Request: Your task is to write out the complete listing exactly as it is shown.

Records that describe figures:

[BEGIN]

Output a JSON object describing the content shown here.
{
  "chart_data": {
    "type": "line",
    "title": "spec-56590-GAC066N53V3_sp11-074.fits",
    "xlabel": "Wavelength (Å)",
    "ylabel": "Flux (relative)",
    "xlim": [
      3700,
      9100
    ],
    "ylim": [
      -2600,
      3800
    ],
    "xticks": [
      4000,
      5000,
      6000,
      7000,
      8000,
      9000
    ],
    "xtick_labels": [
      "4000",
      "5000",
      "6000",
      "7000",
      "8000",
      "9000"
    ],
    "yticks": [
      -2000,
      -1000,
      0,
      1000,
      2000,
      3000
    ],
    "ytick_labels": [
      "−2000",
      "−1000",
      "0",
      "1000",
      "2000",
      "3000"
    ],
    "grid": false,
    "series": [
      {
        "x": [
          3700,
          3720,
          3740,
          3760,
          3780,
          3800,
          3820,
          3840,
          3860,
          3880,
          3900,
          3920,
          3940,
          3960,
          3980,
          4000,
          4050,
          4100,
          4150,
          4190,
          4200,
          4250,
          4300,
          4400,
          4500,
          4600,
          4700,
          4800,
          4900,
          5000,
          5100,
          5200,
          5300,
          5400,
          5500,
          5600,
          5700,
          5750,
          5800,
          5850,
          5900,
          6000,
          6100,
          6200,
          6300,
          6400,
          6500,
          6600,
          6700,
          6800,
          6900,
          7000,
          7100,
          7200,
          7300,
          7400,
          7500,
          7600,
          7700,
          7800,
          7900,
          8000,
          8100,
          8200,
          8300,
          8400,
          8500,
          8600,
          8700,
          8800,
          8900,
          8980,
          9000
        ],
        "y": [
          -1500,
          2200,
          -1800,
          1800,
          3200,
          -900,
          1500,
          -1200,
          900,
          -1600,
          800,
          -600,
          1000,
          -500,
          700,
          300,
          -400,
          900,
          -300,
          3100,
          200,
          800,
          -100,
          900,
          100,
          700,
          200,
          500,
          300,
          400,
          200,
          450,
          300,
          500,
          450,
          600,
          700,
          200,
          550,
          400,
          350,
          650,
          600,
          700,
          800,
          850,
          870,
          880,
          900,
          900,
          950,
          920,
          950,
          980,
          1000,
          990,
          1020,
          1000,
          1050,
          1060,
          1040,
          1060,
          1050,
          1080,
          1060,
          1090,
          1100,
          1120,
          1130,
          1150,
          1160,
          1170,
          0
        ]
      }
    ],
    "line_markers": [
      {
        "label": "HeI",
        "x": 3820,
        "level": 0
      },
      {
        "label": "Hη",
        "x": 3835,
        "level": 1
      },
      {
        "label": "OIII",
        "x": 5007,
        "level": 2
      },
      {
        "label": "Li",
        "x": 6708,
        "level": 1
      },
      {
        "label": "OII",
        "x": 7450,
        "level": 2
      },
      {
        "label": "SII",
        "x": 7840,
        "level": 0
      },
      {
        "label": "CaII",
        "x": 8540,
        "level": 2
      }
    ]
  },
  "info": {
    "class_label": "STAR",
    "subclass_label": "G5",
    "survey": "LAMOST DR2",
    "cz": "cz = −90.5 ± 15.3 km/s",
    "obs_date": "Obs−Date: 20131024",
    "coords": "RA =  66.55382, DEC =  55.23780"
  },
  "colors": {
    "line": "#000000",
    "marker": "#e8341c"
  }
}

[END]

Reply to the task:
Output a JSON object describing the content shown here.
{
  "chart_data": {
    "type": "line",
    "title": "spec-56590-GAC066N53V3_sp11-074.fits",
    "xlabel": "Wavelength (Å)",
    "ylabel": "Flux (relative)",
    "xlim": [
      3700,
      9100
    ],
    "ylim": [
      -2600,
      3800
    ],
    "xticks": [
      4000,
      5000,
      6000,
      7000,
      8000,
      9000
    ],
    "xtick_labels": [
      "4000",
      "5000",
      "6000",
      "7000",
      "8000",
      "9000"
    ],
    "yticks": [
      -2000,
      -1000,
      0,
      1000,
      2000,
      3000
    ],
    "ytick_labels": [
      "−2000",
      "−1000",
      "0",
      "1000",
      "2000",
      "3000"
    ],
    "grid": false,
    "series": [
      {
        "x": [
          3700,
          3720,
          3740,
          3760,
          3780,
          3800,
          3820,
          3840,
          3860,
          3880,
          3900,
          3920,
          3940,
          3960,
          3980,
          4000,
          4050,
          4100,
          4150,
          4190,
          4200,
          4250,
          4300,
          4400,
          4500,
          4600,
          4700,
          4800,
          4900,
          5000,
          5100,
          5200,
          5300,
          5400,
          5500,
          5600,
          5700,
          5750,
          5800,
          5850,
          5900,
          6000,
          6100,
          6200,
          6300,
          6400,
          6500,
          6600,
          6700,
          6800,
          6900,
          7000,
          7100,
          7200,
          7300,
          7400,
          7500,
          7600,
          7700,
          7800,
          7900,
          8000,
          8100,
          8200,
          8300,
          8400,
          8500,
          8600,
          8700,
          8800,
          8900,
          8980,
          9000
        ],
        "y": [
          -1500,
          2200,
          -1800,
          1800,
          3200,
          -900,
          1500,
          -1200,
          900,
          -1600,
          800,
          -600,
          1000,
          -500,
          700,
          300,
          -400,
          900,
          -300,
          3100,
          200,
          800,
          -100,
          900,
          100,
          700,
          200,
          500,
          300,
          400,
          200,
          450,
          300,
          500,
          450,
          600,
          700,
          200,
          550,
          400,
          350,
          650,
          600,
          700,
          800,
          850,
          870,
          880,
          900,
          900,
          950,
          920,
          950,
          980,
          1000,
          990,
          1020,
          1000,
          1050,
          1060,
          1040,
          1060,
          1050,
          1080,
          1060,
          1090,
          1100,
          1120,
          1130,
          1150,
          1160,
          1170,
          0
        ]
      }
    ],
    "line_markers": [
      {
        "label": "HeI",
        "x": 3820,
        "level": 0
      },
      {
        "label": "Hη",
        "x": 3835,
        "level": 1
      },
      {
        "label": "OIII",
        "x": 5007,
        "level": 2
      },
      {
        "label": "Li",
        "x": 6708,
        "level": 1
      },
      {
        "label": "OII",
        "x": 7450,
        "level": 2
      },
      {
        "label": "SII",
        "x": 7840,
        "level": 0
      },
      {
        "label": "CaII",
        "x": 8540,
        "level": 2
      }
    ]
  },
  "info": {
    "class_label": "STAR",
    "subclass_label": "G5",
    "survey": "LAMOST DR2",
    "cz": "cz = −90.5 ± 15.3 km/s",
    "obs_date": "Obs−Date: 20131024",
    "coords": "RA =  66.55382, DEC =  55.23780"
  },
  "colors": {
    "line": "#000000",
    "marker": "#e8341c"
  }
}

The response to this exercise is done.